**Goal**
Look over the lines below. Report each one that includes the string "detached".
___ Exercise materials ___
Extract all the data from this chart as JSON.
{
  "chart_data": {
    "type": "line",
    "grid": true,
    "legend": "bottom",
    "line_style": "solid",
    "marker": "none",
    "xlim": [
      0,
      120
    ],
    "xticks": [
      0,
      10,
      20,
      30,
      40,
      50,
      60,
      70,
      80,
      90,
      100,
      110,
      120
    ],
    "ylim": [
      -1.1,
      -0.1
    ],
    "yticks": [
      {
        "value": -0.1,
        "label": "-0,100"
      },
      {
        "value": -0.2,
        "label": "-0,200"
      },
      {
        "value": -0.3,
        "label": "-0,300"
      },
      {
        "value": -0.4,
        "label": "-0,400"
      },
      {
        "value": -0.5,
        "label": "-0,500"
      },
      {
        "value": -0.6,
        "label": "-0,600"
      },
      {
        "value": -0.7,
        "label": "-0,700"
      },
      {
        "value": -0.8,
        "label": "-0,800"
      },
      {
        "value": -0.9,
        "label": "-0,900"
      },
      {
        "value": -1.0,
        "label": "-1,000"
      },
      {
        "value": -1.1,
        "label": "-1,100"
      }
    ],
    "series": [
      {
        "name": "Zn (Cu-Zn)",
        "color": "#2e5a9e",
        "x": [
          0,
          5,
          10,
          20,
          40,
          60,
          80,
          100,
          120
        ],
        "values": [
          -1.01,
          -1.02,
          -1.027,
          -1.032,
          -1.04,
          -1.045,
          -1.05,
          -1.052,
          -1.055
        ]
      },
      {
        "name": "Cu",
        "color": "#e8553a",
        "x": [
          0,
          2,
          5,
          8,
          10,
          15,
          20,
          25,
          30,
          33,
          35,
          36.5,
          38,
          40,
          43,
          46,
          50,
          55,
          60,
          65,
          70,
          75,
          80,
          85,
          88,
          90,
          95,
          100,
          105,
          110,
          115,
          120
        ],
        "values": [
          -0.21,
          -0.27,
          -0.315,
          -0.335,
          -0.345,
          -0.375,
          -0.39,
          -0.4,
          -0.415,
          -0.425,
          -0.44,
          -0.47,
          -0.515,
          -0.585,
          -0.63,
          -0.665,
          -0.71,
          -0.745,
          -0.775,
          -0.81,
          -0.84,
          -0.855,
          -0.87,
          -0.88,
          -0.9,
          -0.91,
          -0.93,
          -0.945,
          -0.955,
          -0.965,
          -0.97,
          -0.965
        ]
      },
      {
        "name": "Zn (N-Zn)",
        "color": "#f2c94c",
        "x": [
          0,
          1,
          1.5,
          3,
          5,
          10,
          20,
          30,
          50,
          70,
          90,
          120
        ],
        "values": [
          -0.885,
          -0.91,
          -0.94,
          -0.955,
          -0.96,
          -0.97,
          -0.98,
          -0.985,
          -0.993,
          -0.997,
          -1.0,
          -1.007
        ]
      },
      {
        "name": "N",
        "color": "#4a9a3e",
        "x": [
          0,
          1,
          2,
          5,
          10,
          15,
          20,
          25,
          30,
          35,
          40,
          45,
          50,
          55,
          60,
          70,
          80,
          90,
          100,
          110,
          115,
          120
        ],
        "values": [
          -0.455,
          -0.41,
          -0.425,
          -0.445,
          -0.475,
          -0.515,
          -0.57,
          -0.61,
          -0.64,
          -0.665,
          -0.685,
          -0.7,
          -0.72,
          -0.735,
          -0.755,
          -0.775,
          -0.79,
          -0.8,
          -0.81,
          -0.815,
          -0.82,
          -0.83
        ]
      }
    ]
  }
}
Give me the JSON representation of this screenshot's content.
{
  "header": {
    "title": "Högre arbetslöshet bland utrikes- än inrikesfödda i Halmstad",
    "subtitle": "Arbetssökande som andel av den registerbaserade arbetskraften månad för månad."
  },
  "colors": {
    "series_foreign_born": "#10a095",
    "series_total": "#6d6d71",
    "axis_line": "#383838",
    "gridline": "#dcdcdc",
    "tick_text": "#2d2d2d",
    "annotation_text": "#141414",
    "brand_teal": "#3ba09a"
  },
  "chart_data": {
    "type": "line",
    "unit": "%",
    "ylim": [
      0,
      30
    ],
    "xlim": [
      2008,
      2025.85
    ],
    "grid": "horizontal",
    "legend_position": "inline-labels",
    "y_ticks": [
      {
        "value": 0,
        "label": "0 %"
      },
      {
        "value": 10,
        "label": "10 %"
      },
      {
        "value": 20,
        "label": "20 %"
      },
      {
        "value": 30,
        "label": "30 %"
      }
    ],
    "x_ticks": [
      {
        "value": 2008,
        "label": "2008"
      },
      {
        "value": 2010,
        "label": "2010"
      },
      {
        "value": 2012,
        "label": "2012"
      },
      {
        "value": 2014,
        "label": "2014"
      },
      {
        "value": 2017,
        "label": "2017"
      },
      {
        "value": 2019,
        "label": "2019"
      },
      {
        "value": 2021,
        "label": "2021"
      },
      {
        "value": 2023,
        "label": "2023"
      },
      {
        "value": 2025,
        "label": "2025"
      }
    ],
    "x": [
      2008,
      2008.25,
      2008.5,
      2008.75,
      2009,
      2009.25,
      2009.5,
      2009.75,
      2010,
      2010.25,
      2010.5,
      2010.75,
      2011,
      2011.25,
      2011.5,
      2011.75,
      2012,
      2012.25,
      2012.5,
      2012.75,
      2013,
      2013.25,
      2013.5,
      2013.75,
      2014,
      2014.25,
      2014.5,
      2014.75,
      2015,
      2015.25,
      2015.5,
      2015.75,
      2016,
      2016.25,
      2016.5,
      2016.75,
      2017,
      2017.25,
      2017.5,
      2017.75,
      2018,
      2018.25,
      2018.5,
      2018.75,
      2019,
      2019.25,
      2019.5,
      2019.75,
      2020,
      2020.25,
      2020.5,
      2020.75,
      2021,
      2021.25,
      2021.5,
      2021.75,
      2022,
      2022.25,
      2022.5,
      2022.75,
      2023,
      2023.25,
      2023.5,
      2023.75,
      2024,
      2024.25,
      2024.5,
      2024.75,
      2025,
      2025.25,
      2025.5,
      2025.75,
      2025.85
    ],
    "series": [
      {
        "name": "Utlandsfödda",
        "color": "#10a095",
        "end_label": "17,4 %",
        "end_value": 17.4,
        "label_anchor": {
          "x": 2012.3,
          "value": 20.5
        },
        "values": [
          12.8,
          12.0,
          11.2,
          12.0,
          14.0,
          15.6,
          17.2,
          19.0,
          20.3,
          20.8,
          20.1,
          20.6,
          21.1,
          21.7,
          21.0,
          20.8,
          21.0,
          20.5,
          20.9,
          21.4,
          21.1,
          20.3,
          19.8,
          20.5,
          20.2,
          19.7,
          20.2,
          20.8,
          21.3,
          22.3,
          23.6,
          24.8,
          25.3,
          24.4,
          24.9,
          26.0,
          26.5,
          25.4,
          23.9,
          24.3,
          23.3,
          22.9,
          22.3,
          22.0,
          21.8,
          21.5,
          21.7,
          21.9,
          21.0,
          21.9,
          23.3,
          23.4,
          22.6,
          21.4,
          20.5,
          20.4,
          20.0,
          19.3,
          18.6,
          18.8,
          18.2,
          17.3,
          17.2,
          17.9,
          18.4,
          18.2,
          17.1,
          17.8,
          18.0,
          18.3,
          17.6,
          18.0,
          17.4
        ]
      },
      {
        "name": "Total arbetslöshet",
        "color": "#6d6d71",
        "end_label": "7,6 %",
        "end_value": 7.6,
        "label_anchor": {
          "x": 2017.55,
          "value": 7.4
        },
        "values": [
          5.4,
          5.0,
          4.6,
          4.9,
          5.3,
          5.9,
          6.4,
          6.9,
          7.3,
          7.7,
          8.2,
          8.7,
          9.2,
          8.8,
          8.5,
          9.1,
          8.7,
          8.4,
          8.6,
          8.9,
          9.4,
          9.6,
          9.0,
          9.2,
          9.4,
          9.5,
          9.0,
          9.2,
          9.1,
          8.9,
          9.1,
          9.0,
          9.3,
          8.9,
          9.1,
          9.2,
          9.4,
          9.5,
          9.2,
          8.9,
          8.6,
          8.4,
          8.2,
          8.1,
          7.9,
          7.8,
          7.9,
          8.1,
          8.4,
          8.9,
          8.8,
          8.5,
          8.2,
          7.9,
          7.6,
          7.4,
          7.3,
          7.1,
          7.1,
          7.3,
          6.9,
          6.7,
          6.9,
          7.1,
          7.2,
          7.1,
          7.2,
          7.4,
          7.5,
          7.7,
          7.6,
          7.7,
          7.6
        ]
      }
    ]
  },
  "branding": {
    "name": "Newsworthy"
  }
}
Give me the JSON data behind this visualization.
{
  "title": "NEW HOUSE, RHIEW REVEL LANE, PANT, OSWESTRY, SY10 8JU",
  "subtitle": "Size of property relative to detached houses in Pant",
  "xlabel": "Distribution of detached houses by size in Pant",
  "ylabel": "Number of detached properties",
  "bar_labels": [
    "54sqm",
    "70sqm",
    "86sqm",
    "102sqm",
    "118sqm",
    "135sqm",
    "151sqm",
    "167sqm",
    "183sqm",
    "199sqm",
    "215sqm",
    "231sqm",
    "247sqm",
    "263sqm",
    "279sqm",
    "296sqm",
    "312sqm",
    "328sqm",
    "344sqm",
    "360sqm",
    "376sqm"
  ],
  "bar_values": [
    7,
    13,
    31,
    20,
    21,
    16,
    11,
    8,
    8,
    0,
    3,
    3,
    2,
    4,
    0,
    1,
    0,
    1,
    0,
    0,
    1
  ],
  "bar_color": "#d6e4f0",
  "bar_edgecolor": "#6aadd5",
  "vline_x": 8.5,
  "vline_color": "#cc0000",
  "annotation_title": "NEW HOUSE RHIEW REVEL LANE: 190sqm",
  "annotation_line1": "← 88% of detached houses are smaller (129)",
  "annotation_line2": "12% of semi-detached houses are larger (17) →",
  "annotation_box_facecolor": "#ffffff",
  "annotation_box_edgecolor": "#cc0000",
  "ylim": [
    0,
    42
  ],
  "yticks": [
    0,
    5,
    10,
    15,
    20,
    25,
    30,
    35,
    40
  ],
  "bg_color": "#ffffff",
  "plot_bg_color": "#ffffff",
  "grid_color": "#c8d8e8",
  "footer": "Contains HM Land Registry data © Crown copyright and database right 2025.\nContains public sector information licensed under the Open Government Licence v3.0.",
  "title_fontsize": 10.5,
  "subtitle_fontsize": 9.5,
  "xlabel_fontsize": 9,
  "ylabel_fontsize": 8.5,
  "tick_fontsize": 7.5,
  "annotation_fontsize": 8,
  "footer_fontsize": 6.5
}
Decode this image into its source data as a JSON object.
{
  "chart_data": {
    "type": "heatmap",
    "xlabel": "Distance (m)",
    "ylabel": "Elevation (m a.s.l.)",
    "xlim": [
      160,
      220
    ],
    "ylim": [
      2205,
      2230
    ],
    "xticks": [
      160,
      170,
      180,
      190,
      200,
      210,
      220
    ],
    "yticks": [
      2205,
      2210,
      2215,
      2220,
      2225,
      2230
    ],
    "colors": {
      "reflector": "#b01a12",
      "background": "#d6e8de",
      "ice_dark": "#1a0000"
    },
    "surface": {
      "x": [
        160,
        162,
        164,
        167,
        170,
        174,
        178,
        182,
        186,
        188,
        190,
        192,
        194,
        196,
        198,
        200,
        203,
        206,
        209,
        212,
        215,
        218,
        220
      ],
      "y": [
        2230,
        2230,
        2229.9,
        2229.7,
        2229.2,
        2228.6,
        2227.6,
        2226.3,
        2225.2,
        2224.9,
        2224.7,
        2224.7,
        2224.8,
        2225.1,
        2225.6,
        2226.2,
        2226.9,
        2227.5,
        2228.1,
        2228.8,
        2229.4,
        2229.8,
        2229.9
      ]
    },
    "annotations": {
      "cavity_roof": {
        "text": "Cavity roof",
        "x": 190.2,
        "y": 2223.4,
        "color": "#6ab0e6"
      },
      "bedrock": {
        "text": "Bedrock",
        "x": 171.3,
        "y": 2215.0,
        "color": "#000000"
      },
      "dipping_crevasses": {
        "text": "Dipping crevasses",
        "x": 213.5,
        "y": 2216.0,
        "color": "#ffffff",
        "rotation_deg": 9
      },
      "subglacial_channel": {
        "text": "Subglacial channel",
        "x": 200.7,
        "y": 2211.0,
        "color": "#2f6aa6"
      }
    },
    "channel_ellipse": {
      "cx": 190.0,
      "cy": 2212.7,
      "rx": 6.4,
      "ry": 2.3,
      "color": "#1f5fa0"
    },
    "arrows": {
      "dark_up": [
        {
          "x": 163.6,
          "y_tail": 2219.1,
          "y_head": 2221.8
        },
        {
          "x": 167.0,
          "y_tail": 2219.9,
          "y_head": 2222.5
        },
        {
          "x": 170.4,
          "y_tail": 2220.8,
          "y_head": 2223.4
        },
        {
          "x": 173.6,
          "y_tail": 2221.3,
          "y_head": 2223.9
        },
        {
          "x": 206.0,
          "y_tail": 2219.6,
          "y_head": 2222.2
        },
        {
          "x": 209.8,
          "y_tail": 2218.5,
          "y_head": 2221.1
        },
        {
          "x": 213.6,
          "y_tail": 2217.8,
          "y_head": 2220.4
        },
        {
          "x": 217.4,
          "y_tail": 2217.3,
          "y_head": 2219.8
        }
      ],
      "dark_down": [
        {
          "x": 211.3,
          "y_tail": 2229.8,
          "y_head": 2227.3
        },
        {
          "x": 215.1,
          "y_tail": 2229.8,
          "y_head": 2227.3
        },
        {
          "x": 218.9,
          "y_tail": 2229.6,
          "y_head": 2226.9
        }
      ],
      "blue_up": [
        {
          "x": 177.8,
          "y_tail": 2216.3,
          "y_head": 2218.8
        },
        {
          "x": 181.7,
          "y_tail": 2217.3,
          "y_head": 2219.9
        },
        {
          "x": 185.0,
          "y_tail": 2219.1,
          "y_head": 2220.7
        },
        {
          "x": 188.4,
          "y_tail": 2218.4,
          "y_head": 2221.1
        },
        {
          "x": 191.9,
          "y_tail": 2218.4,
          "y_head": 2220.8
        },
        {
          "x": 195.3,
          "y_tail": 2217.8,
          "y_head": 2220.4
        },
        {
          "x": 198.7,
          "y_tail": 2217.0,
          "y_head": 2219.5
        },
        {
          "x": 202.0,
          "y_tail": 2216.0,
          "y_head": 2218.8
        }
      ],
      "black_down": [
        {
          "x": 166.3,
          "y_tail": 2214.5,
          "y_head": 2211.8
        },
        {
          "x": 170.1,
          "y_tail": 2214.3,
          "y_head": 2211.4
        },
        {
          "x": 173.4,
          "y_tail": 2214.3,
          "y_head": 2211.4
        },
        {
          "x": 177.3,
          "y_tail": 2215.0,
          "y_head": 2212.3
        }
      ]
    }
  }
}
___
**Written solution**
  "subtitle": "Size of property relative to detached houses in Pant",
  "xlabel": "Distribution of detached houses by size in Pant",
  "ylabel": "Number of detached properties",
  "annotation_line1": "← 88% of detached houses are smaller (129)",
  "annotation_line2": "12% of semi-detached houses are larger (17) →",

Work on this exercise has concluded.